-- Start of Records for the task --
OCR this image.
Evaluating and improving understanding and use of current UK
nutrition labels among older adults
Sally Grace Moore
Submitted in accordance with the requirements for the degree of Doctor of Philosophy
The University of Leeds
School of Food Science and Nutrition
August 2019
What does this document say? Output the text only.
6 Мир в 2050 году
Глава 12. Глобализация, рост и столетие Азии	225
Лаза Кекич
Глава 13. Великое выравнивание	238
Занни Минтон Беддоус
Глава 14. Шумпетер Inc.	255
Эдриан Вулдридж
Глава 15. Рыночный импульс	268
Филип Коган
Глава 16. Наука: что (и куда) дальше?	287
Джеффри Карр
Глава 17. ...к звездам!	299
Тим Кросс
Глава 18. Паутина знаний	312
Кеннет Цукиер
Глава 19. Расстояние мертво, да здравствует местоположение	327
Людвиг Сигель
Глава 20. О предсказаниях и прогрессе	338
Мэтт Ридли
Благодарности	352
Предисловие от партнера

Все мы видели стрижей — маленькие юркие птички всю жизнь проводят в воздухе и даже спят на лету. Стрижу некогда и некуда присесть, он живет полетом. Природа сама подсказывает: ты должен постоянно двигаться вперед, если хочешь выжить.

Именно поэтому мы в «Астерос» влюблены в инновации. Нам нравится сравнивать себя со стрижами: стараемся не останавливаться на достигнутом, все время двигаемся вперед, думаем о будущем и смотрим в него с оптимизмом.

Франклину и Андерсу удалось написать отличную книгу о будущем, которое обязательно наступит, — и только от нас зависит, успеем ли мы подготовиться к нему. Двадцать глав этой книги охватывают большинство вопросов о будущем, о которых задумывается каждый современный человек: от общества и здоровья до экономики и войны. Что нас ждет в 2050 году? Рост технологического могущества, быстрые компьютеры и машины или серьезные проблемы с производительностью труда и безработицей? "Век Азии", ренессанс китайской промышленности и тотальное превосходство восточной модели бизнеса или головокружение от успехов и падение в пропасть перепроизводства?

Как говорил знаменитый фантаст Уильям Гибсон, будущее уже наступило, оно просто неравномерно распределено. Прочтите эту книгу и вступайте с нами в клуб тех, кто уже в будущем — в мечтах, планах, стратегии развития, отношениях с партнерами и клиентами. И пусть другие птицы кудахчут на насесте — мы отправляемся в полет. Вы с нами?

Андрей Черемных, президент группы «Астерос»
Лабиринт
-- End of Records for the task --
From the data, collect all lines where the string "году" appears.

Response to this exercise:
6 Мир в 2050 году
Франклину и Андерсу удалось написать отличную книгу о будущем, которое обязательно наступит, — и только от нас зависит, успеем ли мы подготовиться к нему. Двадцать глав этой книги охватывают большинство вопросов о будущем, о которых задумывается каждый современный человек: от общества и здоровья до экономики и войны. Что нас ждет в 2050 году? Рост технологического могущества, быстрые компьютеры и машины или серьезные проблемы с производительностью труда и безработицей? "Век Азии", ренессанс китайской промышленности и тотальное превосходство восточной модели бизнеса или головокружение от успехов и падение в пропасть перепроизводства?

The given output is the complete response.